**Work to do:** Present every line in which the string "yang" appears.

(Dataset items)
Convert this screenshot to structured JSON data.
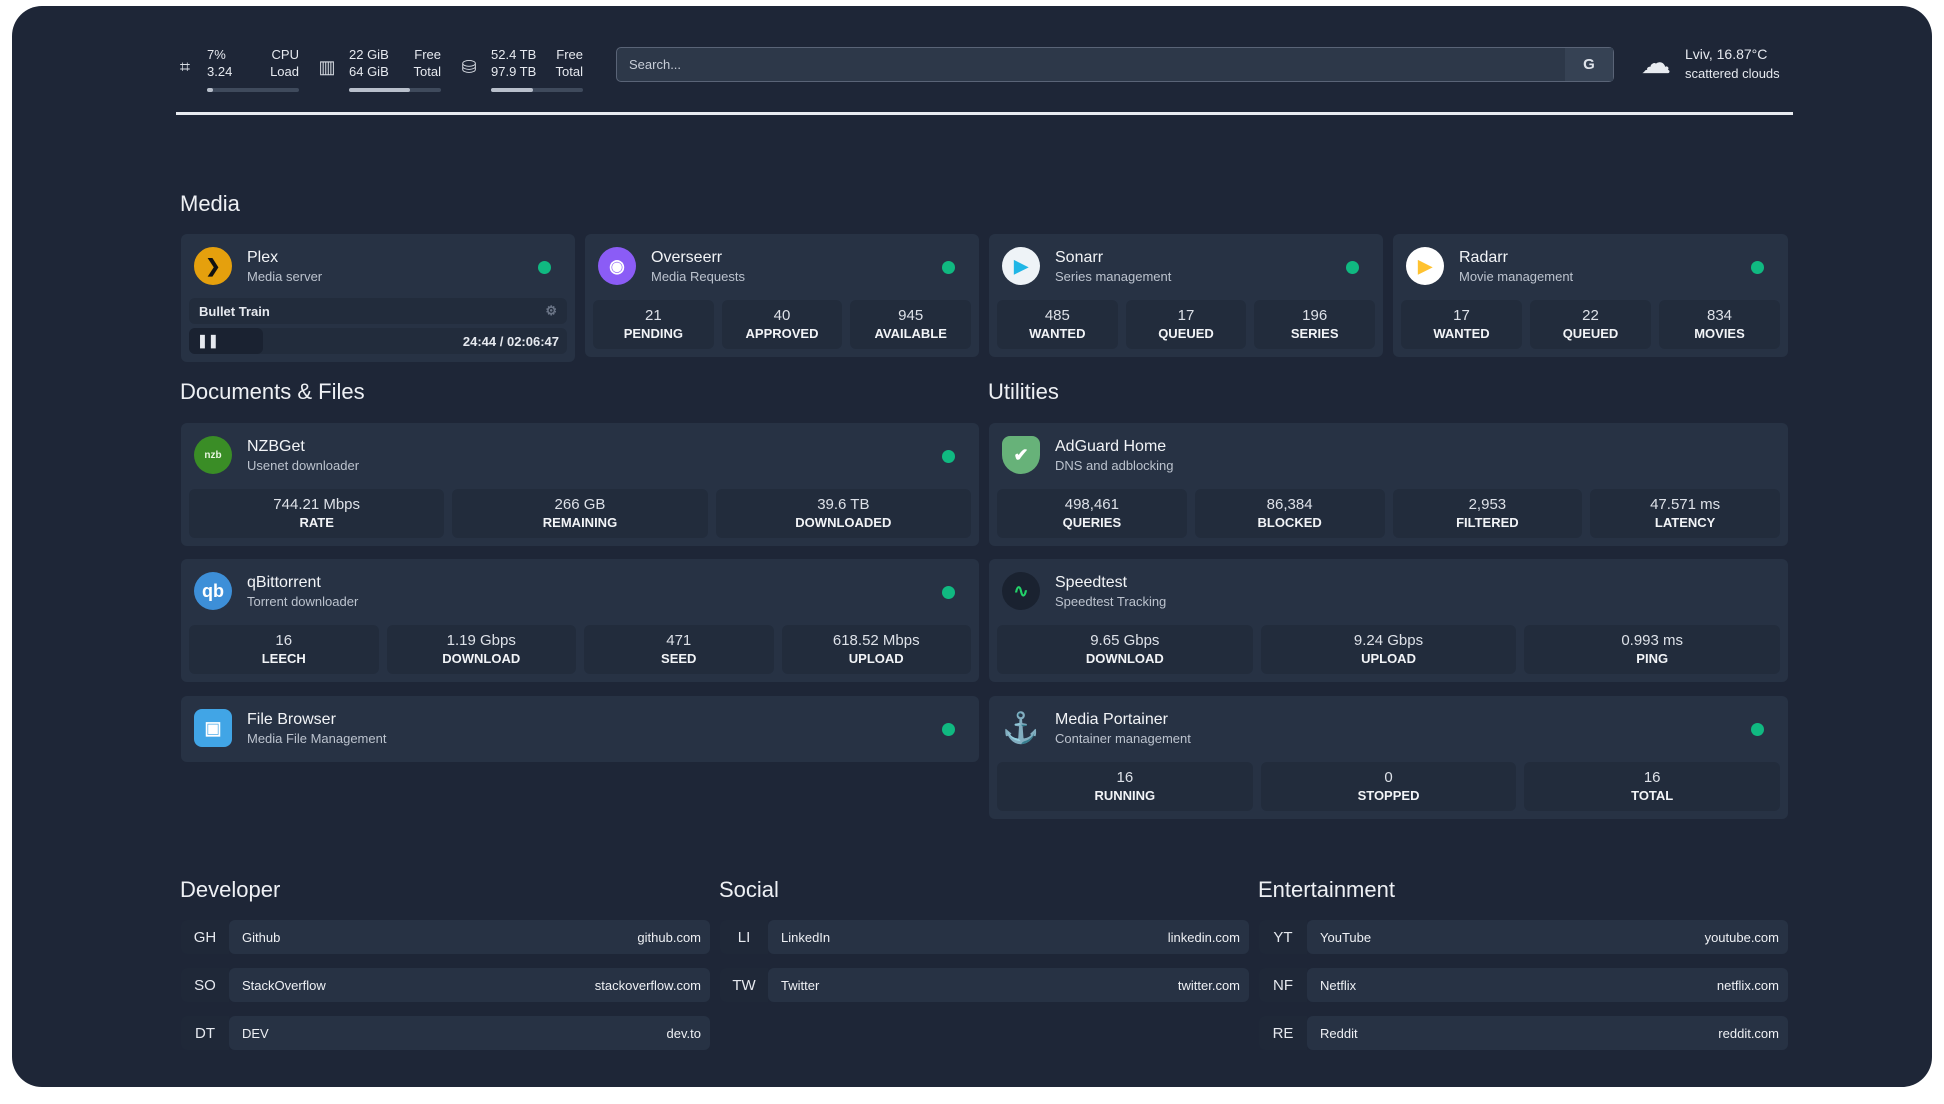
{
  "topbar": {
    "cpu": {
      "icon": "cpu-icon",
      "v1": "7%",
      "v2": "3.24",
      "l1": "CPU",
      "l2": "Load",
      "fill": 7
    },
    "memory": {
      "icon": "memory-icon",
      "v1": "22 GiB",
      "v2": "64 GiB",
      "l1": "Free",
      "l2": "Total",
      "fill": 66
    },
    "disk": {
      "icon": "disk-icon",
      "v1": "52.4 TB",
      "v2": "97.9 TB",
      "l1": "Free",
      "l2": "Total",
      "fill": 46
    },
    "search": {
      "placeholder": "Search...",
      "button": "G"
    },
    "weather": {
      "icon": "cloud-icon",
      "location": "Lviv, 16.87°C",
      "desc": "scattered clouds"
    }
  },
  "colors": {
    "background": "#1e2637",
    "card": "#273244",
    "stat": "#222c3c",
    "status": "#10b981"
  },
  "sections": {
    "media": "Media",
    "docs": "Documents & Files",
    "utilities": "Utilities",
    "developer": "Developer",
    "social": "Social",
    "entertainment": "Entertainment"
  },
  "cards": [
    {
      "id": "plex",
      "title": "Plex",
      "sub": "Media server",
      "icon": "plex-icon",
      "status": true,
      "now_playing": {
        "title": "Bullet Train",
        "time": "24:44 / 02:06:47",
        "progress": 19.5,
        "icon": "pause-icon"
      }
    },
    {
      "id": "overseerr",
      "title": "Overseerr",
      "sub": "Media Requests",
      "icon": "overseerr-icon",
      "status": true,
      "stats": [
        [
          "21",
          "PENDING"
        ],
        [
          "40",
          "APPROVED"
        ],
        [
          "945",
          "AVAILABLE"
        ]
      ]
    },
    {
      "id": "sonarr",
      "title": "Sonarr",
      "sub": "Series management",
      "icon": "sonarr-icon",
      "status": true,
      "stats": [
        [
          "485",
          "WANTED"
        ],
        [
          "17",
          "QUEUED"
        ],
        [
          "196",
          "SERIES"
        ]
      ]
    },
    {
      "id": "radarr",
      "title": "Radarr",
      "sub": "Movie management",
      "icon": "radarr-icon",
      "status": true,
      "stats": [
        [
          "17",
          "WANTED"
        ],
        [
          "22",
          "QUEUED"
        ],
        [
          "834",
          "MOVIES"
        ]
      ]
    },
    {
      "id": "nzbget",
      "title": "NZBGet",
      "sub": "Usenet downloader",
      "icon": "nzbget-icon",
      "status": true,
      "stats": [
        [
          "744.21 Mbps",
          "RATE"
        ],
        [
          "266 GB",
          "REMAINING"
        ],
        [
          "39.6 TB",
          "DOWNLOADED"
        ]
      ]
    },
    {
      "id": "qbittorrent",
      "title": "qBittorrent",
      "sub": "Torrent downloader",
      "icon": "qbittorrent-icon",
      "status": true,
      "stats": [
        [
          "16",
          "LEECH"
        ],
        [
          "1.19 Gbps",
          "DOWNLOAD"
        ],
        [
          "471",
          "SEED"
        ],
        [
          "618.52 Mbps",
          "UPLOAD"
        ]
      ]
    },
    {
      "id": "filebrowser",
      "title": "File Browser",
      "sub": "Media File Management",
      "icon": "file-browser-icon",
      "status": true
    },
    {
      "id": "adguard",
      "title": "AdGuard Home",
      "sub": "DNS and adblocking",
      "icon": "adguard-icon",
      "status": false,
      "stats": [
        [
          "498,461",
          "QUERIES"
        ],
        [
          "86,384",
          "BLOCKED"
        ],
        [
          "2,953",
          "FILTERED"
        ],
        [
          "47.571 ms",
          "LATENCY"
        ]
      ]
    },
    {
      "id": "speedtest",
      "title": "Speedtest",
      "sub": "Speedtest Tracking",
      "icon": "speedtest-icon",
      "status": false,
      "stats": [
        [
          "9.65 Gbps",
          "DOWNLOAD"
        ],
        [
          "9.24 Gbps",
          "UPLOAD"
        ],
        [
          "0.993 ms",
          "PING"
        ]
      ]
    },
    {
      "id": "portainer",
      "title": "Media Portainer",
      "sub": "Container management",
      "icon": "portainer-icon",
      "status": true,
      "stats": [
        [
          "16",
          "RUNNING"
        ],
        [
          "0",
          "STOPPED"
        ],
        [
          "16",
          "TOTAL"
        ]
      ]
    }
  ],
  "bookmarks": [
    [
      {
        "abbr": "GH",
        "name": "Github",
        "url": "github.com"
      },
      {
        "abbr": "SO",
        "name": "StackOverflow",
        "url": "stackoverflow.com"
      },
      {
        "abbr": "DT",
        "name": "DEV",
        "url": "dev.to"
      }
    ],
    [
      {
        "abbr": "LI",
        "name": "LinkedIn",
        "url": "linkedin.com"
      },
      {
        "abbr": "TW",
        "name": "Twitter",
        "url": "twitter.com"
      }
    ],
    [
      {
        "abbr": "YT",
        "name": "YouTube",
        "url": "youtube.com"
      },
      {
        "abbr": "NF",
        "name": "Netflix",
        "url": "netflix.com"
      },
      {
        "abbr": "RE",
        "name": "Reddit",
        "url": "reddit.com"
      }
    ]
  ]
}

* * *

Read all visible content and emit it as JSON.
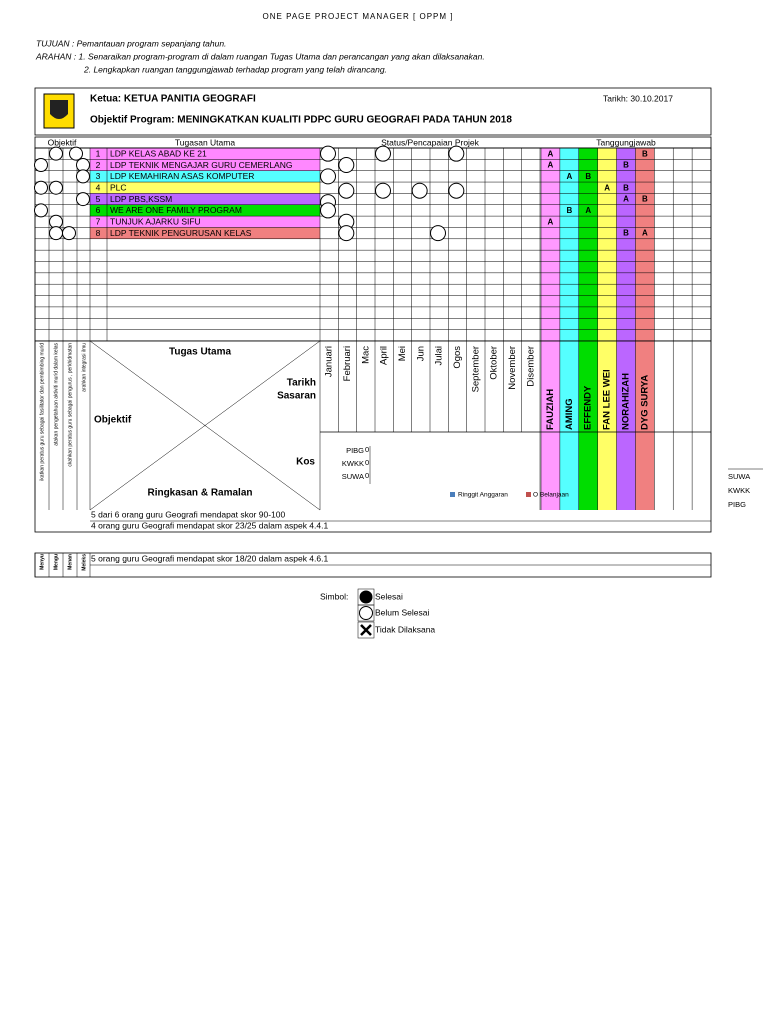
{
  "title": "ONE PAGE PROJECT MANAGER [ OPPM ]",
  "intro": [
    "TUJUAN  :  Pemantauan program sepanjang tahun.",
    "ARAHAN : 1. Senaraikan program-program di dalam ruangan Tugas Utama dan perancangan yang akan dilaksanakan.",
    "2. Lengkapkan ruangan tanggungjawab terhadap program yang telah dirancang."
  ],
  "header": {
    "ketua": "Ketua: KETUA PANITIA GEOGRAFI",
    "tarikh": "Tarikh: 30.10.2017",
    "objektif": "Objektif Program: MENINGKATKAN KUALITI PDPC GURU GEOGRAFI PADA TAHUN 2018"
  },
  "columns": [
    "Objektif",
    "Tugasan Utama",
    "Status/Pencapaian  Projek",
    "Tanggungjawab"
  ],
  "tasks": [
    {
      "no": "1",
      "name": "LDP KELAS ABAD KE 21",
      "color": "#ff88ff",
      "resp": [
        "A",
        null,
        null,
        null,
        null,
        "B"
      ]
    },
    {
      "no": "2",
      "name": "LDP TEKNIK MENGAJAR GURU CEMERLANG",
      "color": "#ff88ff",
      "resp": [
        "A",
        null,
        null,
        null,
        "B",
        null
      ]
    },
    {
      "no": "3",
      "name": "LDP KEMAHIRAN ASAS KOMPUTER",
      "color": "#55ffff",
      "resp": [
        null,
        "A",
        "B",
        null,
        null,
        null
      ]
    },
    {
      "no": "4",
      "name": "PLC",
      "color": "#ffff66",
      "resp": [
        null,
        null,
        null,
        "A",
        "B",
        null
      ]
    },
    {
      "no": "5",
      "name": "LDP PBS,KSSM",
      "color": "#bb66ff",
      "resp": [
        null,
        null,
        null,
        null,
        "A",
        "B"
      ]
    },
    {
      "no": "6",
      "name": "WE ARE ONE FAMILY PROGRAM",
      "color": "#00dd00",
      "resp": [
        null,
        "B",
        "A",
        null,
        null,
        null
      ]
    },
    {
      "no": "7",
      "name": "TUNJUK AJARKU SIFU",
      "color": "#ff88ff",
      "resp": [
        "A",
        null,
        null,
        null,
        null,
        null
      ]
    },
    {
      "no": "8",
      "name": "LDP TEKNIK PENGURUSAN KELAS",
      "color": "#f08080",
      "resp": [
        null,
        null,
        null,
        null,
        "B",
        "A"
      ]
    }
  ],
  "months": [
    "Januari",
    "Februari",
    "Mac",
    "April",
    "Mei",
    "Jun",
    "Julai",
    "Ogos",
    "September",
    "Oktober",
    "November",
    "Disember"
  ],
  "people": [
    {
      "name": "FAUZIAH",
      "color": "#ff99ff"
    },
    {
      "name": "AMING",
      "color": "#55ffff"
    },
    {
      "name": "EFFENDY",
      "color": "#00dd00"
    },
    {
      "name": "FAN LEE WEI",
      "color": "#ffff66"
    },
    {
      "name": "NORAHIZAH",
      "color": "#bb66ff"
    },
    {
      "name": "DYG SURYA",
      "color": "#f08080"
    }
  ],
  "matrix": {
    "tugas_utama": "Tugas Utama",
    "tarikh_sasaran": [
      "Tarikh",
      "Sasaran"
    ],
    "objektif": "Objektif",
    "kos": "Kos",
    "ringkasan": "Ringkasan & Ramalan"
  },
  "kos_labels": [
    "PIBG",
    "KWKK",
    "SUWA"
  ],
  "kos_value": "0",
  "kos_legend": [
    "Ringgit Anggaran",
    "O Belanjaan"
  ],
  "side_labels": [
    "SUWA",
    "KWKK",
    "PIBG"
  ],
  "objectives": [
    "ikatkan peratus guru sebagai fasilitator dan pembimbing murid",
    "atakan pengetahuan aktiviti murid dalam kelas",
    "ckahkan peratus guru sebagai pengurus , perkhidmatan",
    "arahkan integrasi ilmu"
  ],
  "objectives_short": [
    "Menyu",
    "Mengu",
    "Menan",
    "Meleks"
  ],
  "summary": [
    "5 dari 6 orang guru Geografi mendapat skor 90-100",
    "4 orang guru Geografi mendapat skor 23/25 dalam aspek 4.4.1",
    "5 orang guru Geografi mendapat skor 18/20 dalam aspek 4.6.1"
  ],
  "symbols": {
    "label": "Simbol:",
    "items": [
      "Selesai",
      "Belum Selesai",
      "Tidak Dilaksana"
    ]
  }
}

**Answer for this exercise:**
    "ARAHAN : 1. Senaraikan program-program di dalam ruangan Tugas Utama dan perancangan yang akan dilaksanakan.",
    "2. Lengkapkan ruangan tanggungjawab terhadap program yang telah dirancang."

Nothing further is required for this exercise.